[Start]

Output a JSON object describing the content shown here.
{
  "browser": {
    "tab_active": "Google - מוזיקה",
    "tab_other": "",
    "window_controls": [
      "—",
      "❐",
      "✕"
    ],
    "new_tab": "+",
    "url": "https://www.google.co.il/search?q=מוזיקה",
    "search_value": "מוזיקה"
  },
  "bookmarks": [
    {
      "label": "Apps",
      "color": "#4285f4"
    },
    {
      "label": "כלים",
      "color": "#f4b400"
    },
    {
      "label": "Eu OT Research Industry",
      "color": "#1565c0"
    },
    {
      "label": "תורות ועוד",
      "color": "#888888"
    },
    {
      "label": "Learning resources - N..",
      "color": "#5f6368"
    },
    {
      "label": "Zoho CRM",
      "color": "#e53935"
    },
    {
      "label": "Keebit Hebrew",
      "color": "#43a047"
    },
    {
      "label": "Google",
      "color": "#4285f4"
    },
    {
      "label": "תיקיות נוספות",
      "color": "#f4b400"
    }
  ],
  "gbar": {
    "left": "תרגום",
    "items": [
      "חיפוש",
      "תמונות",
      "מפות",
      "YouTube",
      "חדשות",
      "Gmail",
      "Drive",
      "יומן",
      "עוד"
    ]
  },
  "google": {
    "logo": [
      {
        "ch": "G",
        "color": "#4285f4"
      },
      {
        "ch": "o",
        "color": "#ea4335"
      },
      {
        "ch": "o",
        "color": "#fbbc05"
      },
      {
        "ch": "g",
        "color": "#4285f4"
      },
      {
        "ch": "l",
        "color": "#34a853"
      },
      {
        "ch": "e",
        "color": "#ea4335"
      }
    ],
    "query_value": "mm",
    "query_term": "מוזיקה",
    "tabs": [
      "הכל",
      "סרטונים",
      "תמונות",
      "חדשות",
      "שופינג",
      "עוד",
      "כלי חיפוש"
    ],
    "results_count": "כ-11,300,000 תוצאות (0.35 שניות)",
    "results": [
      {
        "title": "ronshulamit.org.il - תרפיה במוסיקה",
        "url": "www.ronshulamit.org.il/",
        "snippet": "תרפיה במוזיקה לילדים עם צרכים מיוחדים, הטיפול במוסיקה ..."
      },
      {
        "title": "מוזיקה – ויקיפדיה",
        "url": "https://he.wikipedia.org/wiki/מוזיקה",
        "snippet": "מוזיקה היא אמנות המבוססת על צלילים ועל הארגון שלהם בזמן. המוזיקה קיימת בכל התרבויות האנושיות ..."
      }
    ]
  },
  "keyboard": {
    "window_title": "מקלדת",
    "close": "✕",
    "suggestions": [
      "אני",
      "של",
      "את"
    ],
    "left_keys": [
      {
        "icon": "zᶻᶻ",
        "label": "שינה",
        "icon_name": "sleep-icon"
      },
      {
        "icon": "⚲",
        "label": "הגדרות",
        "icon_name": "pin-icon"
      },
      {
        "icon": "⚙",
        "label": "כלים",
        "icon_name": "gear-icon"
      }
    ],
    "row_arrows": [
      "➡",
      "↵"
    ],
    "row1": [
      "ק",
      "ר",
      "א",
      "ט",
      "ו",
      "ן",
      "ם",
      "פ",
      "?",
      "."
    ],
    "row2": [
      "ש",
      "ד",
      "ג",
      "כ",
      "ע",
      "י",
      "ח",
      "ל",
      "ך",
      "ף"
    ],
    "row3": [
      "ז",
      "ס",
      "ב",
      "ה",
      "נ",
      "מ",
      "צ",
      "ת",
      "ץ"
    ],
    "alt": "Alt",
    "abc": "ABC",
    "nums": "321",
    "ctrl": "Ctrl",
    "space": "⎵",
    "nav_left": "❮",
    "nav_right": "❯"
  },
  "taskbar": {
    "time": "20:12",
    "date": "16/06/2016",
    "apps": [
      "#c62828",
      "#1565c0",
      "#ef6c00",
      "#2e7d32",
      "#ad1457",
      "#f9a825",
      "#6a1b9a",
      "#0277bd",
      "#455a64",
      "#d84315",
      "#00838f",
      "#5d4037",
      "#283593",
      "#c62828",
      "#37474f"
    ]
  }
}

[End]

### The task
Output all of the data above without any alteration.

### Response to the exercise
Output a JSON object describing the content shown here.
{
  "browser": {
    "tab_active": "Google - מוזיקה",
    "tab_other": "",
    "window_controls": [
      "—",
      "❐",
      "✕"
    ],
    "new_tab": "+",
    "url": "https://www.google.co.il/search?q=מוזיקה",
    "search_value": "מוזיקה"
  },
  "bookmarks": [
    {
      "label": "Apps",
      "color": "#4285f4"
    },
    {
      "label": "כלים",
      "color": "#f4b400"
    },
    {
      "label": "Eu OT Research Industry",
      "color": "#1565c0"
    },
    {
      "label": "תורות ועוד",
      "color": "#888888"
    },
    {
      "label": "Learning resources - N..",
      "color": "#5f6368"
    },
    {
      "label": "Zoho CRM",
      "color": "#e53935"
    },
    {
      "label": "Keebit Hebrew",
      "color": "#43a047"
    },
    {
      "label": "Google",
      "color": "#4285f4"
    },
    {
      "label": "תיקיות נוספות",
      "color": "#f4b400"
    }
  ],
  "gbar": {
    "left": "תרגום",
    "items": [
      "חיפוש",
      "תמונות",
      "מפות",
      "YouTube",
      "חדשות",
      "Gmail",
      "Drive",
      "יומן",
      "עוד"
    ]
  },
  "google": {
    "logo": [
      {
        "ch": "G",
        "color": "#4285f4"
      },
      {
        "ch": "o",
        "color": "#ea4335"
      },
      {
        "ch": "o",
        "color": "#fbbc05"
      },
      {
        "ch": "g",
        "color": "#4285f4"
      },
      {
        "ch": "l",
        "color": "#34a853"
      },
      {
        "ch": "e",
        "color": "#ea4335"
      }
    ],
    "query_value": "mm",
    "query_term": "מוזיקה",
    "tabs": [
      "הכל",
      "סרטונים",
      "תמונות",
      "חדשות",
      "שופינג",
      "עוד",
      "כלי חיפוש"
    ],
    "results_count": "כ-11,300,000 תוצאות (0.35 שניות)",
    "results": [
      {
        "title": "ronshulamit.org.il - תרפיה במוסיקה",
        "url": "www.ronshulamit.org.il/",
        "snippet": "תרפיה במוזיקה לילדים עם צרכים מיוחדים, הטיפול במוסיקה ..."
      },
      {
        "title": "מוזיקה – ויקיפדיה",
        "url": "https://he.wikipedia.org/wiki/מוזיקה",
        "snippet": "מוזיקה היא אמנות המבוססת על צלילים ועל הארגון שלהם בזמן. המוזיקה קיימת בכל התרבויות האנושיות ..."
      }
    ]
  },
  "keyboard": {
    "window_title": "מקלדת",
    "close": "✕",
    "suggestions": [
      "אני",
      "של",
      "את"
    ],
    "left_keys": [
      {
        "icon": "zᶻᶻ",
        "label": "שינה",
        "icon_name": "sleep-icon"
      },
      {
        "icon": "⚲",
        "label": "הגדרות",
        "icon_name": "pin-icon"
      },
      {
        "icon": "⚙",
        "label": "כלים",
        "icon_name": "gear-icon"
      }
    ],
    "row_arrows": [
      "➡",
      "↵"
    ],
    "row1": [
      "ק",
      "ר",
      "א",
      "ט",
      "ו",
      "ן",
      "ם",
      "פ",
      "?",
      "."
    ],
    "row2": [
      "ש",
      "ד",
      "ג",
      "כ",
      "ע",
      "י",
      "ח",
      "ל",
      "ך",
      "ף"
    ],
    "row3": [
      "ז",
      "ס",
      "ב",
      "ה",
      "נ",
      "מ",
      "צ",
      "ת",
      "ץ"
    ],
    "alt": "Alt",
    "abc": "ABC",
    "nums": "321",
    "ctrl": "Ctrl",
    "space": "⎵",
    "nav_left": "❮",
    "nav_right": "❯"
  },
  "taskbar": {
    "time": "20:12",
    "date": "16/06/2016",
    "apps": [
      "#c62828",
      "#1565c0",
      "#ef6c00",
      "#2e7d32",
      "#ad1457",
      "#f9a825",
      "#6a1b9a",
      "#0277bd",
      "#455a64",
      "#d84315",
      "#00838f",
      "#5d4037",
      "#283593",
      "#c62828",
      "#37474f"
    ]
  }
}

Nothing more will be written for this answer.